(Dataset entries)

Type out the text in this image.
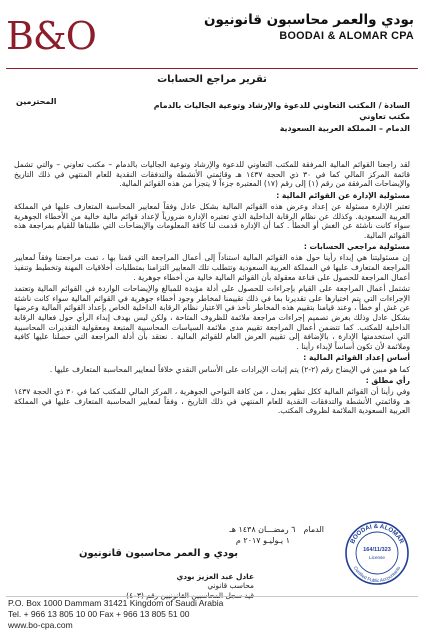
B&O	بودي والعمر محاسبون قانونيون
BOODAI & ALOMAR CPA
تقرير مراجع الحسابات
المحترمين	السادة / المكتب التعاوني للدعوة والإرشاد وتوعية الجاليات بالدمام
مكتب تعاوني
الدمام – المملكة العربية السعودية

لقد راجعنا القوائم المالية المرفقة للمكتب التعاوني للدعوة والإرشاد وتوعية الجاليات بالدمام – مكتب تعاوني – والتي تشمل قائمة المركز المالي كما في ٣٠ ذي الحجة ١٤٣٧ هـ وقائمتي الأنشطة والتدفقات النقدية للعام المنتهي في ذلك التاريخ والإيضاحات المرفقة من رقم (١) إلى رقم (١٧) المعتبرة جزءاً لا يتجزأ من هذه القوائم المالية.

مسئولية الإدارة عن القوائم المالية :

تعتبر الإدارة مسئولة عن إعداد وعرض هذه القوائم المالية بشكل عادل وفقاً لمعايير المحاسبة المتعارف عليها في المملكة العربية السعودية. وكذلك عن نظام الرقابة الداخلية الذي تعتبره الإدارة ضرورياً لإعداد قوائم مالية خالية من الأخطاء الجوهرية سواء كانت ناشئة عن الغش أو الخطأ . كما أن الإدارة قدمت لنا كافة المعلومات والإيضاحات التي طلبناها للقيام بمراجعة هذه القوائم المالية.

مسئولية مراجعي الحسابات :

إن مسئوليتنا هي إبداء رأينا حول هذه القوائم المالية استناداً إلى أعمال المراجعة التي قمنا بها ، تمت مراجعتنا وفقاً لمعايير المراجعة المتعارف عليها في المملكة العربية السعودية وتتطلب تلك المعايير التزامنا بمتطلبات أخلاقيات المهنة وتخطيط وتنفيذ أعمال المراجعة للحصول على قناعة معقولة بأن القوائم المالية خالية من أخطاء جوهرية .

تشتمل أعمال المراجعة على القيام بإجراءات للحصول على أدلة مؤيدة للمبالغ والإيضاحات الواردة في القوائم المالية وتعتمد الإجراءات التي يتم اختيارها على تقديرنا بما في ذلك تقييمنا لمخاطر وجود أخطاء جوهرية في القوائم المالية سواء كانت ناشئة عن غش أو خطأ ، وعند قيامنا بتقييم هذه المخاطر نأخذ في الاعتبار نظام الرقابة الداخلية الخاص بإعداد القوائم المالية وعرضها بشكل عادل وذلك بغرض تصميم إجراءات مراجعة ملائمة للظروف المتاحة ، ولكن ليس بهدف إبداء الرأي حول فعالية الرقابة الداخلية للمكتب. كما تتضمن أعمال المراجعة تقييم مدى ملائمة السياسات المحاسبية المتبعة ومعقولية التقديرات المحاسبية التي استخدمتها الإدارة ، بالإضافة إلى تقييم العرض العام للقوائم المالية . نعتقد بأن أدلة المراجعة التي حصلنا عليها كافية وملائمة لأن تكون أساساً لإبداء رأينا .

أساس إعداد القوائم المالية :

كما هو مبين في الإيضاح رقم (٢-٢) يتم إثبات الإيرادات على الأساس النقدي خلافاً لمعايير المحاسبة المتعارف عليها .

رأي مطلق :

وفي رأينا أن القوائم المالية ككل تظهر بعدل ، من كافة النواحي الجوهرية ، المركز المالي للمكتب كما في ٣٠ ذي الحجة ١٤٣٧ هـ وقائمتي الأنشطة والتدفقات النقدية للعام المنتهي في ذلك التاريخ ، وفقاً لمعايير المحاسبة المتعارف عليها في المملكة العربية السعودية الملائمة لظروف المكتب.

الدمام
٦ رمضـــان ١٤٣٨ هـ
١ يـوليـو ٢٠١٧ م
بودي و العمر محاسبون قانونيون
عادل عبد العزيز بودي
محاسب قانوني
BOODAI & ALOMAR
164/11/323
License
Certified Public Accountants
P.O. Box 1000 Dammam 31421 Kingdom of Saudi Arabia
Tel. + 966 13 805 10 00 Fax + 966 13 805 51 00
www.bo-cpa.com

* * *

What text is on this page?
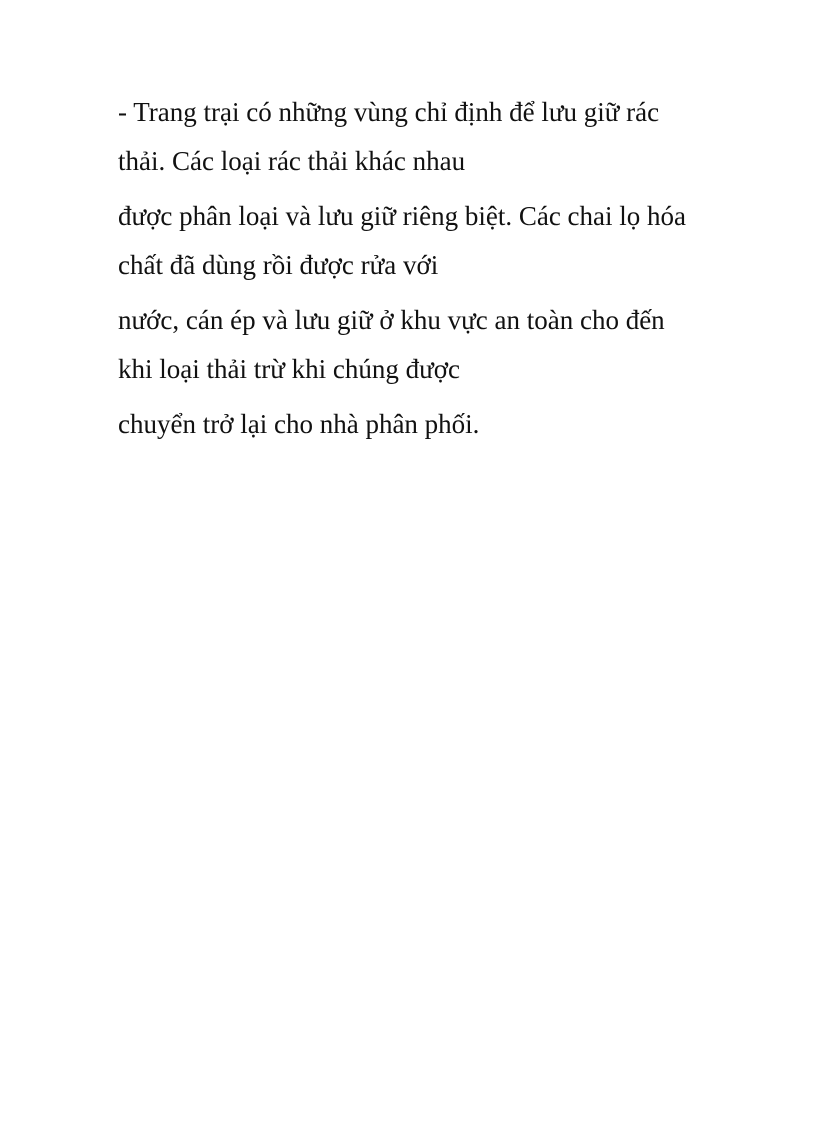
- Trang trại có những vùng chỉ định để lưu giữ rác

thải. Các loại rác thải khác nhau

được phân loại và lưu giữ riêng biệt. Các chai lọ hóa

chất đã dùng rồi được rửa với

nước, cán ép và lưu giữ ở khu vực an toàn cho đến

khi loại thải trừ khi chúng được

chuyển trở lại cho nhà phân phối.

---

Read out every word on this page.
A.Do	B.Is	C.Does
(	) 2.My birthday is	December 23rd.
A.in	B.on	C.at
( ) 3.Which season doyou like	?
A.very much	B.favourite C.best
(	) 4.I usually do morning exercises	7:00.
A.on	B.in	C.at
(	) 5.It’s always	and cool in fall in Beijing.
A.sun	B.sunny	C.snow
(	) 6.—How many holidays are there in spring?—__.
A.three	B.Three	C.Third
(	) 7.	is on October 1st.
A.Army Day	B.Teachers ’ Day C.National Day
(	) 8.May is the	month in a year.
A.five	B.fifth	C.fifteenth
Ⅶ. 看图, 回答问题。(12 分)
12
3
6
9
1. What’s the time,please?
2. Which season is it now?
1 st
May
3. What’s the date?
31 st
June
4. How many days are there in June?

▶ **Written instruction**: Reply with nothing but a number: how many lines of the entries above contain the string "قانونيون"?

▶ **Output of the task**: 2